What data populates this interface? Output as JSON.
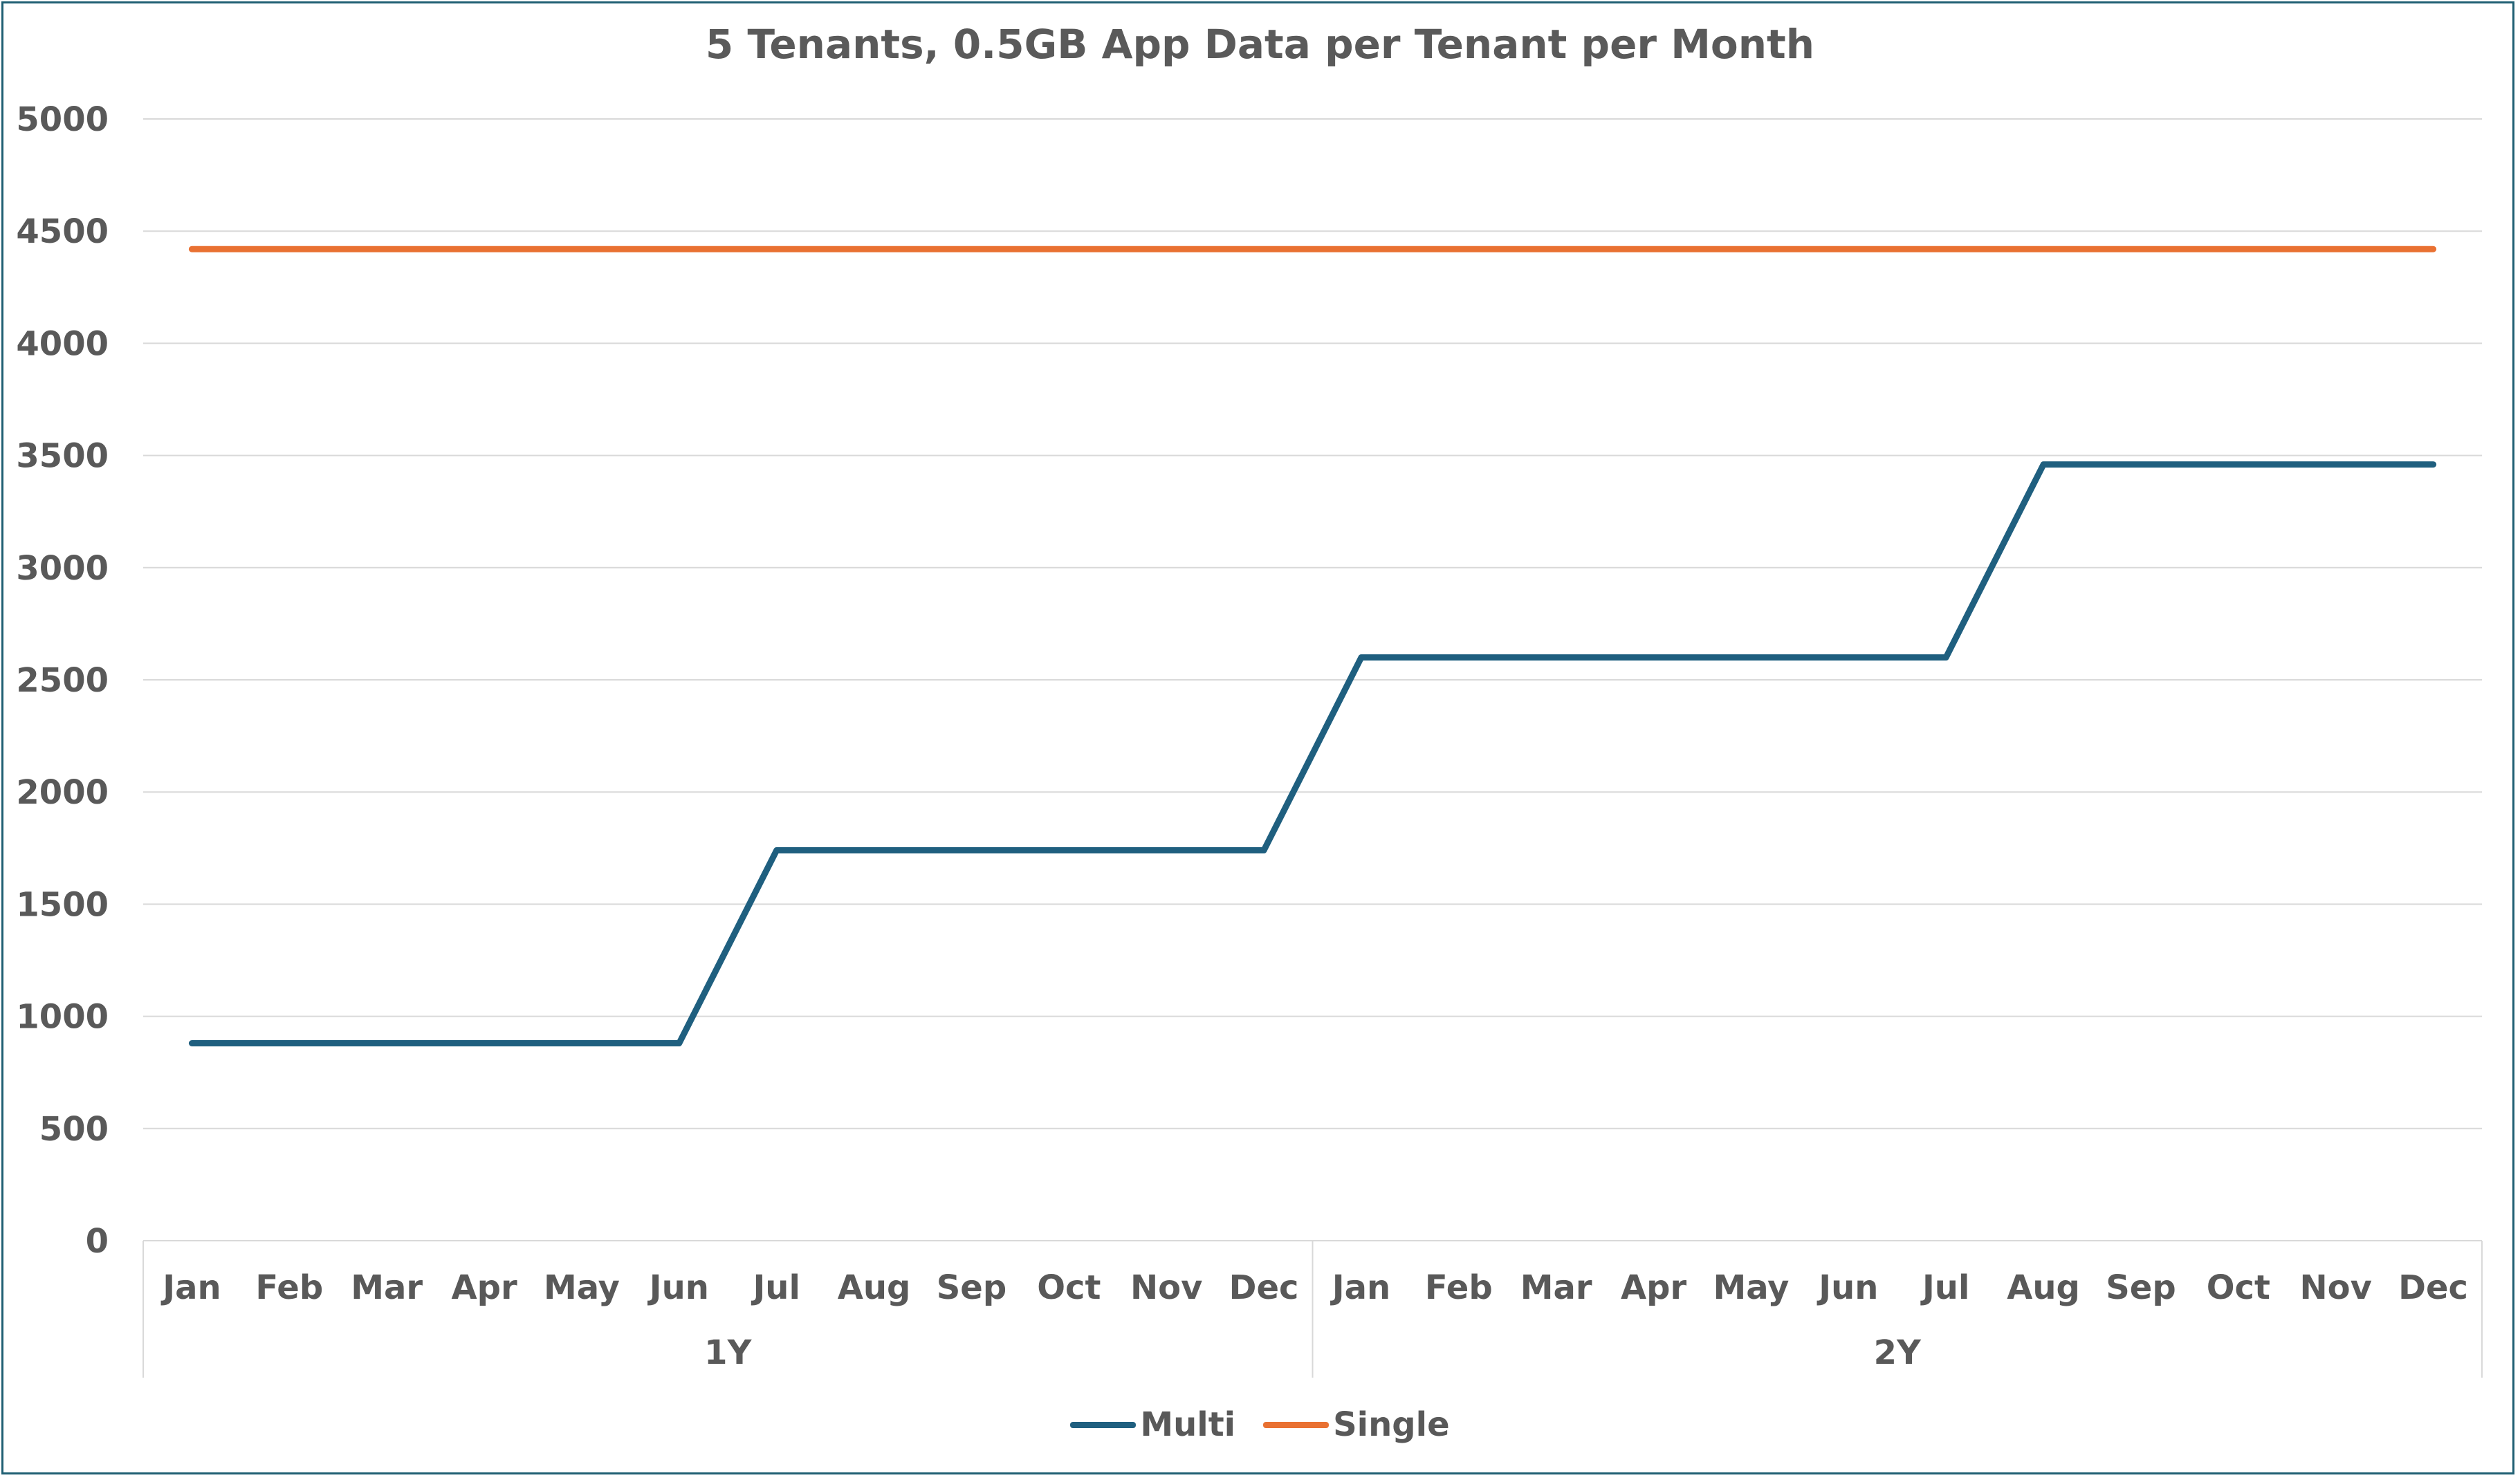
{
  "chart_data": {
    "type": "line",
    "title": "5 Tenants, 0.5GB App Data per Tenant per Month",
    "xlabel": "",
    "ylabel": "",
    "ylim": [
      0,
      5000
    ],
    "yticks": [
      0,
      500,
      1000,
      1500,
      2000,
      2500,
      3000,
      3500,
      4000,
      4500,
      5000
    ],
    "categories": [
      "Jan",
      "Feb",
      "Mar",
      "Apr",
      "May",
      "Jun",
      "Jul",
      "Aug",
      "Sep",
      "Oct",
      "Nov",
      "Dec",
      "Jan",
      "Feb",
      "Mar",
      "Apr",
      "May",
      "Jun",
      "Jul",
      "Aug",
      "Sep",
      "Oct",
      "Nov",
      "Dec"
    ],
    "groups": [
      {
        "label": "1Y",
        "count": 12
      },
      {
        "label": "2Y",
        "count": 12
      }
    ],
    "series": [
      {
        "name": "Multi",
        "color": "#1f5f7f",
        "values": [
          880,
          880,
          880,
          880,
          880,
          880,
          1740,
          1740,
          1740,
          1740,
          1740,
          1740,
          2600,
          2600,
          2600,
          2600,
          2600,
          2600,
          2600,
          3460,
          3460,
          3460,
          3460,
          3460
        ]
      },
      {
        "name": "Single",
        "color": "#e97132",
        "values": [
          4420,
          4420,
          4420,
          4420,
          4420,
          4420,
          4420,
          4420,
          4420,
          4420,
          4420,
          4420,
          4420,
          4420,
          4420,
          4420,
          4420,
          4420,
          4420,
          4420,
          4420,
          4420,
          4420,
          4420
        ]
      }
    ],
    "grid": true,
    "legend_position": "bottom"
  }
}
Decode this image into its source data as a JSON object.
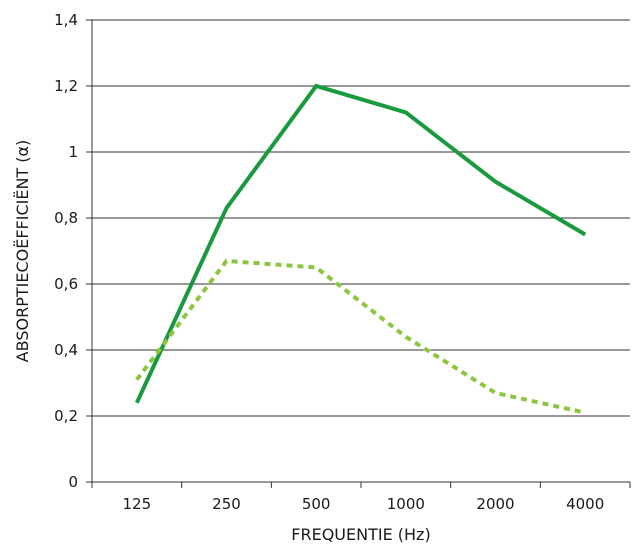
{
  "chart_data": {
    "type": "line",
    "title": "",
    "xlabel": "FREQUENTIE (Hz)",
    "ylabel": "ABSORPTIECOËFFICIËNT (α)",
    "categories": [
      "125",
      "250",
      "500",
      "1000",
      "2000",
      "4000"
    ],
    "ylim": [
      0,
      1.4
    ],
    "yticks": [
      "0",
      "0,2",
      "0,4",
      "0,6",
      "0,8",
      "1",
      "1,2",
      "1,4"
    ],
    "grid": true,
    "legend": "none",
    "series": [
      {
        "values": [
          0.24,
          0.83,
          1.2,
          1.12,
          0.91,
          0.75
        ],
        "color": "#1a9a3e",
        "style": "solid"
      },
      {
        "values": [
          0.31,
          0.67,
          0.65,
          0.44,
          0.27,
          0.21
        ],
        "color": "#8cc63f",
        "style": "dotted"
      }
    ]
  }
}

◆ **EXERCISE TASK**: Print out the material word for word, omitting the pictures.

◆ **RESPONSE**:
What data populates this interface? Output as JSON.
{
  "chart_data": {
    "type": "line",
    "title": "5 Tenants, 0.5GB App Data per Tenant per Month",
    "xlabel": "",
    "ylabel": "",
    "ylim": [
      0,
      5000
    ],
    "yticks": [
      0,
      500,
      1000,
      1500,
      2000,
      2500,
      3000,
      3500,
      4000,
      4500,
      5000
    ],
    "categories": [
      "Jan",
      "Feb",
      "Mar",
      "Apr",
      "May",
      "Jun",
      "Jul",
      "Aug",
      "Sep",
      "Oct",
      "Nov",
      "Dec",
      "Jan",
      "Feb",
      "Mar",
      "Apr",
      "May",
      "Jun",
      "Jul",
      "Aug",
      "Sep",
      "Oct",
      "Nov",
      "Dec"
    ],
    "groups": [
      {
        "label": "1Y",
        "count": 12
      },
      {
        "label": "2Y",
        "count": 12
      }
    ],
    "series": [
      {
        "name": "Multi",
        "color": "#1f5f7f",
        "values": [
          880,
          880,
          880,
          880,
          880,
          880,
          1740,
          1740,
          1740,
          1740,
          1740,
          1740,
          2600,
          2600,
          2600,
          2600,
          2600,
          2600,
          2600,
          3460,
          3460,
          3460,
          3460,
          3460
        ]
      },
      {
        "name": "Single",
        "color": "#e97132",
        "values": [
          4420,
          4420,
          4420,
          4420,
          4420,
          4420,
          4420,
          4420,
          4420,
          4420,
          4420,
          4420,
          4420,
          4420,
          4420,
          4420,
          4420,
          4420,
          4420,
          4420,
          4420,
          4420,
          4420,
          4420
        ]
      }
    ],
    "grid": true,
    "legend_position": "bottom"
  }
}
Decode this image into its source data as a JSON object.
{
  "chart_data": {
    "type": "line",
    "title": "",
    "xlabel": "FREQUENTIE (Hz)",
    "ylabel": "ABSORPTIECOËFFICIËNT (α)",
    "categories": [
      "125",
      "250",
      "500",
      "1000",
      "2000",
      "4000"
    ],
    "ylim": [
      0,
      1.4
    ],
    "yticks": [
      "0",
      "0,2",
      "0,4",
      "0,6",
      "0,8",
      "1",
      "1,2",
      "1,4"
    ],
    "grid": true,
    "legend": "none",
    "series": [
      {
        "values": [
          0.24,
          0.83,
          1.2,
          1.12,
          0.91,
          0.75
        ],
        "color": "#1a9a3e",
        "style": "solid"
      },
      {
        "values": [
          0.31,
          0.67,
          0.65,
          0.44,
          0.27,
          0.21
        ],
        "color": "#8cc63f",
        "style": "dotted"
      }
    ]
  }
}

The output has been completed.